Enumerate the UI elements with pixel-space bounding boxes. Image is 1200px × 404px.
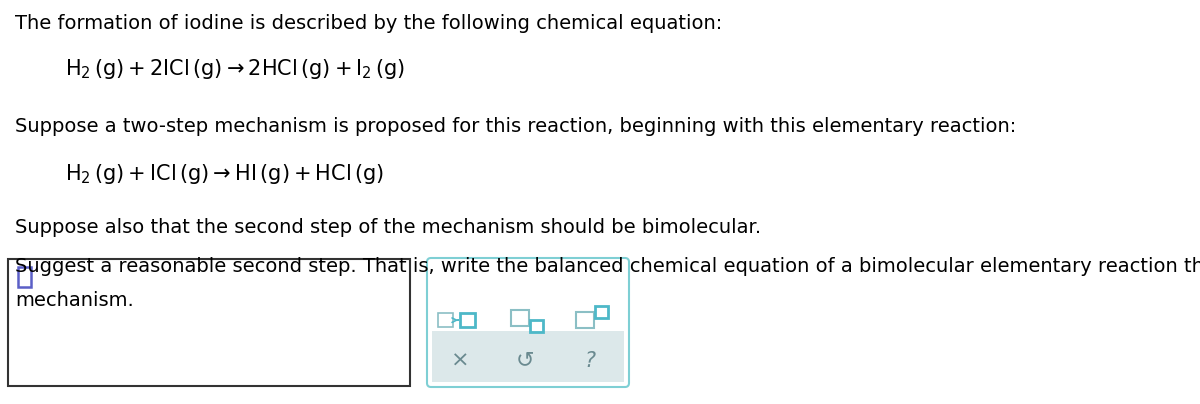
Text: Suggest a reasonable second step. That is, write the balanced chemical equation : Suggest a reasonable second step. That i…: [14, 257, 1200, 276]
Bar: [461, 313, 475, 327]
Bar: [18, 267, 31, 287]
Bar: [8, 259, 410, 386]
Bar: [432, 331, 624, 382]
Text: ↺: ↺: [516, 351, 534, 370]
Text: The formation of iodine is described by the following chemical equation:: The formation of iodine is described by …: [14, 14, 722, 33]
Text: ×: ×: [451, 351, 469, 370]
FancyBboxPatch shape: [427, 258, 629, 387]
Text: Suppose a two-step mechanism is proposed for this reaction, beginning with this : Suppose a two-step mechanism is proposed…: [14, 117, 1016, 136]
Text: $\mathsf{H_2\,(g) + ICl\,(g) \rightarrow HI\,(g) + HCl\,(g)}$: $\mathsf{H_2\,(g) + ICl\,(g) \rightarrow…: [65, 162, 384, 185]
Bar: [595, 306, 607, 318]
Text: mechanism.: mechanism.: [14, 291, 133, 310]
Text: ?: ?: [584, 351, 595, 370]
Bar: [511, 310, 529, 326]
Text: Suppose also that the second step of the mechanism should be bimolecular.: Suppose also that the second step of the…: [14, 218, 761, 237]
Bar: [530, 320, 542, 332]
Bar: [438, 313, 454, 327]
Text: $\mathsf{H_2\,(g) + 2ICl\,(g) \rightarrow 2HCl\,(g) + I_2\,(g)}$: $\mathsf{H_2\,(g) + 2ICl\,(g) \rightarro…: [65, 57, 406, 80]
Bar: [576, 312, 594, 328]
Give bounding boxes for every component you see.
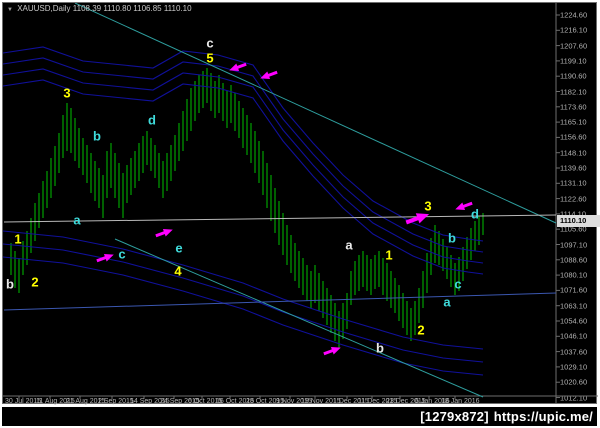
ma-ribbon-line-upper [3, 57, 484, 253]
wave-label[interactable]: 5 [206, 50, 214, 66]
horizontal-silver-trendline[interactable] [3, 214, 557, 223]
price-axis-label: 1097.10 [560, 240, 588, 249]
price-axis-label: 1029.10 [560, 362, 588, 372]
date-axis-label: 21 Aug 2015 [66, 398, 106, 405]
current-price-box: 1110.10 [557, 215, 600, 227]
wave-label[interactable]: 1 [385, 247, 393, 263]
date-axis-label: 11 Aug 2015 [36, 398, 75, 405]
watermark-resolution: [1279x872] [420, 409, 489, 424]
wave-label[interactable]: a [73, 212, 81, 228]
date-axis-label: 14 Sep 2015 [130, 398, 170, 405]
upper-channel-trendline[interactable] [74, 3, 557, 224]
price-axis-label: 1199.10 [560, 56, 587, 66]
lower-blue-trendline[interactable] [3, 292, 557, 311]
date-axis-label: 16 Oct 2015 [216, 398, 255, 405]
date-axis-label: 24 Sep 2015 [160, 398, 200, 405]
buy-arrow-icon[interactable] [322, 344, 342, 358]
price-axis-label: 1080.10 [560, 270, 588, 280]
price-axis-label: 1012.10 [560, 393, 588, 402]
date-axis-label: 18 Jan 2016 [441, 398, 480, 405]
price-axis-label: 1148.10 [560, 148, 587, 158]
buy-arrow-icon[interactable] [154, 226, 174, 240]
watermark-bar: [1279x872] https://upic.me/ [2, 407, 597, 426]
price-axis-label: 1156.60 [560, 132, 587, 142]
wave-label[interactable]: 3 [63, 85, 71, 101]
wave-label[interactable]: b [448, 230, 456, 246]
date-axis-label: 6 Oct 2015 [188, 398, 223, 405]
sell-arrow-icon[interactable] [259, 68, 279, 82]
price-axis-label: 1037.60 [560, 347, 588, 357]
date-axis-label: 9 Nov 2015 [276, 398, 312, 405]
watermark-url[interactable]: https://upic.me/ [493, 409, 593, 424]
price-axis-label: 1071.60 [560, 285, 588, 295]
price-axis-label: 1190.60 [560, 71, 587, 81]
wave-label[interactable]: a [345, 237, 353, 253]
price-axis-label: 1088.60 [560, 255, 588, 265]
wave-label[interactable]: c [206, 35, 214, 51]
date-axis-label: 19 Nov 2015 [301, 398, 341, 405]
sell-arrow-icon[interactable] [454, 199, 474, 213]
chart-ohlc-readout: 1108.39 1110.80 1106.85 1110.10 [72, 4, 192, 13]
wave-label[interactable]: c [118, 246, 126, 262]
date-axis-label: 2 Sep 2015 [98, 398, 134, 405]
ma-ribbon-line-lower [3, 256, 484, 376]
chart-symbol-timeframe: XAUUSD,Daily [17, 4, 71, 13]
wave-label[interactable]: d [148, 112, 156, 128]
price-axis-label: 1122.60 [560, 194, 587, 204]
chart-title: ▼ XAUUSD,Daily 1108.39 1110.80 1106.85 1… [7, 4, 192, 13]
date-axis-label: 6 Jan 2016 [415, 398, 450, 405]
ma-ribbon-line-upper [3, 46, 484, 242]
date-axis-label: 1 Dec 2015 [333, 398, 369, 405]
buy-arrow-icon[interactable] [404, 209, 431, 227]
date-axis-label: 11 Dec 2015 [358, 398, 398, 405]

☆ ☆ ☆ ☆ ☆ ☆ ☆

Rewrite every line of the records above as a Markdown table with two columns, Row and Line, numbering rows consecutively and omitting blank lines. Leave the pictures out of the table.

| Row | Line |
|---|---|
| 1 | Enumerate the UI elements with pixel-space bounding boxes. Image is 1200px × 404px. |
| 2 | Text: Suggest a reasonable second step. That is, write the balanced chemical equation : Suggest a reasonable second step. That i…: [14, 257, 1200, 276] |
| 3 | Bar: [461, 313, 475, 327] |
| 4 | Bar: [18, 267, 31, 287] |
| 5 | Bar: [8, 259, 410, 386] |
| 6 | Bar: [432, 331, 624, 382] |
| 7 | Text: ↺: ↺: [516, 351, 534, 370] |
| 8 | Text: The formation of iodine is described by the following chemical equation:: The formation of iodine is described by …: [14, 14, 722, 33] |
| 9 | Text: ×: ×: [451, 351, 469, 370] |
| 10 | FancyBboxPatch shape: [427, 258, 629, 387] |
| 11 | Text: Suppose a two-step mechanism is proposed for this reaction, beginning with this : Suppose a two-step mechanism is proposed…: [14, 117, 1016, 136] |
| 12 | Text: $\mathsf{H_2\,(g) + ICl\,(g) \rightarrow HI\,(g) + HCl\,(g)}$: $\mathsf{H_2\,(g) + ICl\,(g) \rightarrow…: [65, 162, 384, 185] |
| 13 | Bar: [595, 306, 607, 318] |
| 14 | Text: mechanism.: mechanism.: [14, 291, 133, 310] |
| 15 | Text: ?: ?: [584, 351, 595, 370] |
| 16 | Bar: [511, 310, 529, 326] |
| 17 | Text: Suppose also that the second step of the mechanism should be bimolecular.: Suppose also that the second step of the…: [14, 218, 761, 237] |
| 18 | Bar: [530, 320, 542, 332] |
| 19 | Bar: [438, 313, 454, 327] |
| 20 | Text: $\mathsf{H_2\,(g) + 2ICl\,(g) \rightarrow 2HCl\,(g) + I_2\,(g)}$: $\mathsf{H_2\,(g) + 2ICl\,(g) \rightarro…: [65, 57, 406, 80] |
| 21 | Bar: [576, 312, 594, 328] |
| 22 | Give bounding boxes for every component you see. |
| 23 | ma-ribbon-line-upper [3, 57, 484, 253] |
| 24 | wave-label[interactable]: 5 [206, 50, 214, 66] |
| 25 | horizontal-silver-trendline[interactable] [3, 214, 557, 223] |
| 26 | price-axis-label: 1097.10 [560, 240, 588, 249] |
| 27 | price-axis-label: 1029.10 [560, 362, 588, 372] |
| 28 | date-axis-label: 21 Aug 2015 [66, 398, 106, 405] |
| 29 | current-price-box: 1110.10 [557, 215, 600, 227] |
| 30 | wave-label[interactable]: 1 [385, 247, 393, 263] |
| 31 | date-axis-label: 11 Aug 2015 [36, 398, 75, 405] |
| 32 | watermark-resolution: [1279x872] [420, 409, 489, 424] |
| 33 | wave-label[interactable]: a [73, 212, 81, 228] |
| 34 | date-axis-label: 14 Sep 2015 [130, 398, 170, 405] |
| 35 | upper-channel-trendline[interactable] [74, 3, 557, 224] |
| 36 | price-axis-label: 1199.10 [560, 56, 587, 66] |
| 37 | lower-blue-trendline[interactable] [3, 292, 557, 311] |
| 38 | date-axis-label: 16 Oct 2015 [216, 398, 255, 405] |
| 39 | date-axis-label: 24 Sep 2015 [160, 398, 200, 405] |
| 40 | buy-arrow-icon[interactable] [322, 344, 342, 358] |
| 41 | price-axis-label: 1080.10 [560, 270, 588, 280] |
| 42 | price-axis-label: 1012.10 [560, 393, 588, 402] |
| 43 | date-axis-label: 18 Jan 2016 [441, 398, 480, 405] |
| 44 | price-axis-label: 1148.10 [560, 148, 587, 158] |
| 45 | buy-arrow-icon[interactable] [154, 226, 174, 240] |
| 46 | watermark-bar: [1279x872] https://upic.me/ [2, 407, 597, 426] |
| 47 | price-axis-label: 1156.60 [560, 132, 587, 142] |
| 48 | wave-label[interactable]: 3 [63, 85, 71, 101] |
| 49 | wave-label[interactable]: b [448, 230, 456, 246] |
| 50 | date-axis-label: 6 Oct 2015 [188, 398, 223, 405] |
| 51 | sell-arrow-icon[interactable] [259, 68, 279, 82] |
| 52 | price-axis-label: 1037.60 [560, 347, 588, 357] |
| 53 | date-axis-label: 9 Nov 2015 [276, 398, 312, 405] |
| 54 | watermark-url[interactable]: https://upic.me/ [493, 409, 593, 424] |
| 55 | price-axis-label: 1071.60 [560, 285, 588, 295] |
| 56 | price-axis-label: 1190.60 [560, 71, 587, 81] |
| 57 | wave-label[interactable]: a [345, 237, 353, 253] |
| 58 | price-axis-label: 1088.60 [560, 255, 588, 265] |
| 59 | wave-label[interactable]: c [206, 35, 214, 51] |
| 60 | date-axis-label: 19 Nov 2015 [301, 398, 341, 405] |
| 61 | sell-arrow-icon[interactable] [454, 199, 474, 213] |
| 62 | chart-ohlc-readout: 1108.39 1110.80 1106.85 1110.10 [72, 4, 192, 13] |
| 63 | wave-label[interactable]: c [118, 246, 126, 262] |
| 64 | date-axis-label: 2 Sep 2015 [98, 398, 134, 405] |
| 65 | ma-ribbon-line-lower [3, 256, 484, 376] |
| 66 | chart-symbol-timeframe: XAUUSD,Daily [17, 4, 71, 13] |
| 67 | wave-label[interactable]: d [148, 112, 156, 128] |
| 68 | price-axis-label: 1122.60 [560, 194, 587, 204] |
| 69 | chart-title: ▼ XAUUSD,Daily 1108.39 1110.80 1106.85 1… [7, 4, 192, 13] |
| 70 | date-axis-label: 6 Jan 2016 [415, 398, 450, 405] |
| 71 | ma-ribbon-line-upper [3, 46, 484, 242] |
| 72 | date-axis-label: 1 Dec 2015 [333, 398, 369, 405] |
| 73 | buy-arrow-icon[interactable] [404, 209, 431, 227] |
| 74 | date-axis-label: 11 Dec 2015 [358, 398, 398, 405] |